→ **What this exercise asks**
**1.** Decide whether each statement below agrees with the article on network security for connected devices. For each one, answer yes or no and quote the deciding words of the article.
(a) Cloud-connected devices are the easiest type to mitigate.
(b) Devices using Z-Wave or ZigBee communicate over the home Wi-Fi network.
(c) A single approach to home network security suits every setup.
**2.** Proceed with the article on network security for connected devices, picking up after its final sentence.

Document excerpt START

Network Security for Connected Devices

Knowing what we do about the state of internet-connected device security, or lack thereof, it has to be asked what consumers can do to protect themselves when jumping into the IoT game. Many devices are cheap and effective, but at a hidden cost; hackers exploiting connected devices in the home to gain access to your network, your computers, and your data.

While vulnerabilities in devices like light bulbs and doorbells may seem harmless enough, the real danger is the attack vector they offer right inside your network. The measures we can take depend on the situation, and the compromises users are prepared to accept. Unfortunately, there is no one-size-fits-all solution to home network security due to the mixed nature of the technologies, and differing requirements for connectivity in different architectures.

First, let's look at the basic connectivity types likely to be in play.

The cloud-connected device:

These are the simplest to mitigate, and many of the earliest or more advanced products fall into this category. These devices need only an internet connection to enable communication with the vendors servers. Interaction with the device is generally through a smartphone app via the vendor's cloud service. This allows centralised control, access from any location, and over-the-air updates from the manufacturer with requiring any special gateway configuration on the home network.

The home automation device:

These ones present a different challenge. In order to enable inter-connectivity between devices from multiple vendors, a management framework is in place to provide communication and control. To allow the management communications between the various devices, they typically need to be on the same local network as each other...and your smartphone (assuming that's a key control interface for your set up). The implications for these devices vary depending on their connectivity (Wi-Fi, Bluetooth, or something proprietary) and requirements. 

The mesh connected device:

Many devices offer standalone functionality, or integration with other devices using a network protocol other than that used on our home networks. Common protocols like Z-Wave and ZigBee create their own mesh networks in parallel to our Wifi set up, so don't have a direct bearing on our network security, which is why I'm calling them a seperate class. The devices will typically use a bridge or some sort to allow control, if they do so through apps or internet accessible services. This is where we need to factor them in to our network security model.

Network Segregation

When discussing router configuration, I'll be assuming some knowledge of the terminology and functions of these devices. It might be helpful to review my recommended videos on the subject if you're unsure.

Document excerpt END
Given data START

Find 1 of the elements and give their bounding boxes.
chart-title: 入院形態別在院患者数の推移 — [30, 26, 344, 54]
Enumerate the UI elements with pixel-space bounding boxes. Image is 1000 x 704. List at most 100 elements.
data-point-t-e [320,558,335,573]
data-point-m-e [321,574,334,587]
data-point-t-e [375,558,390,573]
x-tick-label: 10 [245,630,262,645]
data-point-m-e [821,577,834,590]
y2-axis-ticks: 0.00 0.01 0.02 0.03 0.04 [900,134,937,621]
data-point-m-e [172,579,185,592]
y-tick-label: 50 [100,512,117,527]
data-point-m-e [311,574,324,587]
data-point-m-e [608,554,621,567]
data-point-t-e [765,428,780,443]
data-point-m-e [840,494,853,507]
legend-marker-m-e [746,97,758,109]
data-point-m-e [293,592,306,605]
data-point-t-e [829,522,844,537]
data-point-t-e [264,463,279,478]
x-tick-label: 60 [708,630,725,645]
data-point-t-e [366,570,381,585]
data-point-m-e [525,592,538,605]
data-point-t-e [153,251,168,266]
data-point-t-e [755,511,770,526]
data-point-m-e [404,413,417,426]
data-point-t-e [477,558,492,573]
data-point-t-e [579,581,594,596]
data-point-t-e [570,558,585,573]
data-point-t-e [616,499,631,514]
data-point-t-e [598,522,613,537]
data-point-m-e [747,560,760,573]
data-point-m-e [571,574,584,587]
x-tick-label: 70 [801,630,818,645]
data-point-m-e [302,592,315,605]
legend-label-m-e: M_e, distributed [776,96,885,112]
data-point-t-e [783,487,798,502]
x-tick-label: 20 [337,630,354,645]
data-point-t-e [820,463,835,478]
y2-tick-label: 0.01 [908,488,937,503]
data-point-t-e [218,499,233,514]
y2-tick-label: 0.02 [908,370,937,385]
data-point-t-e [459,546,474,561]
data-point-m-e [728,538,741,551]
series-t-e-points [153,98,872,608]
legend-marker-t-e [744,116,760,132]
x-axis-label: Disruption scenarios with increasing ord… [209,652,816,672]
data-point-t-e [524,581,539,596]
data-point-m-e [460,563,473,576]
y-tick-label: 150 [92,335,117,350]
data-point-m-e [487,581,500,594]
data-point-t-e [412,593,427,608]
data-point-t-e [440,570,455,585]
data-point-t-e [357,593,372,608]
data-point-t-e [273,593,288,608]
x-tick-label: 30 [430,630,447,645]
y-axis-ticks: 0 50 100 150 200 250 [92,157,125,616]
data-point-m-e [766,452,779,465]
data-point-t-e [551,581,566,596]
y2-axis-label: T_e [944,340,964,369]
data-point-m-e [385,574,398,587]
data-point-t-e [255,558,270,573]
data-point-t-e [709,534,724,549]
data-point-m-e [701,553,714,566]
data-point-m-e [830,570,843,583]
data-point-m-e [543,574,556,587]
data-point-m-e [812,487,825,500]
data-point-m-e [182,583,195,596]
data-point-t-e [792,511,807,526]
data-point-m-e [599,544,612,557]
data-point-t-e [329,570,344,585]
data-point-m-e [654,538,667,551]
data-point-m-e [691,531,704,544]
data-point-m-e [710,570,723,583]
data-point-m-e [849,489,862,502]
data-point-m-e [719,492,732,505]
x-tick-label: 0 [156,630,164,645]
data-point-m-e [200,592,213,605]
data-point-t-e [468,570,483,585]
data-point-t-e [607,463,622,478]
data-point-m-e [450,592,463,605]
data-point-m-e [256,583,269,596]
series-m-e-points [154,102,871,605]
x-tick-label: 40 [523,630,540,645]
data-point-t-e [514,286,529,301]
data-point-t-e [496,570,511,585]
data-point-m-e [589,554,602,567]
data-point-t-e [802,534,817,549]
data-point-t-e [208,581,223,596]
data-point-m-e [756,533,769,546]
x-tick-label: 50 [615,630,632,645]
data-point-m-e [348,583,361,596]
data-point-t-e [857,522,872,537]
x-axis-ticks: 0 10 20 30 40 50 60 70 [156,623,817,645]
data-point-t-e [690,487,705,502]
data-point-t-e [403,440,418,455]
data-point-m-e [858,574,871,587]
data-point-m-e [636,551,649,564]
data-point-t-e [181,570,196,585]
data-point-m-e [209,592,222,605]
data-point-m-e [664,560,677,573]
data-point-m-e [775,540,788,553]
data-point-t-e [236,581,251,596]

Given data END

→ **Answers provided**
**1.**
(a) Yes: "These are the simplest to mitigate"
(b) No: "Common protocols like Z-Wave and ZigBee create their own mesh networks in parallel to our Wifi set up"
(c) No: "there is no one-size-fits-all solution to home network security"

**2.**
The first, and most effective solution is to create an entirely separate Wi-Fi network for use by connected devices that only accesses the internet. This is entirely adequate for the first class, the cloud-connected device. Note that this should be used for other appliances that don't need to access your data or be accessed by your smartphone or other computing devices, such as your TV and DVR.

The way to accomplish this is to use three routers in a Y configuration with your main modem/router as the root. Typically, home networks have an ISP provided router that also provides you internet connection point (telephone line, cable feed or similar), otherwise the router would connect to a separate modem device via its WAN port. These types of routers typically also have a number of LAN ports, which can be used to connect the two other routers which will be configured as separate networks (aka subnets). One of these is your normal Wi-Fi access point (and Ethernet switch if you use wired connections), while the other is used as an untrusted device network.

 

Need a wired router?

More powerful wired routers are a great choice for these kinds of segregated networks. Here are our picks for the best to use.

 

You'll note that the network boundaries I've drawn in the diagrams overlap the routers. This is because the WAN port on each child router will be assigned an address on the root network, while the internal address of the router will be on it's own subnet the same as the other connected devices. We'll use a subnet mask of 255.255.255.0 for all these configurations. That defines the first 3 numbers in the IP Address as the network address, and only the last number will be the address of the devices.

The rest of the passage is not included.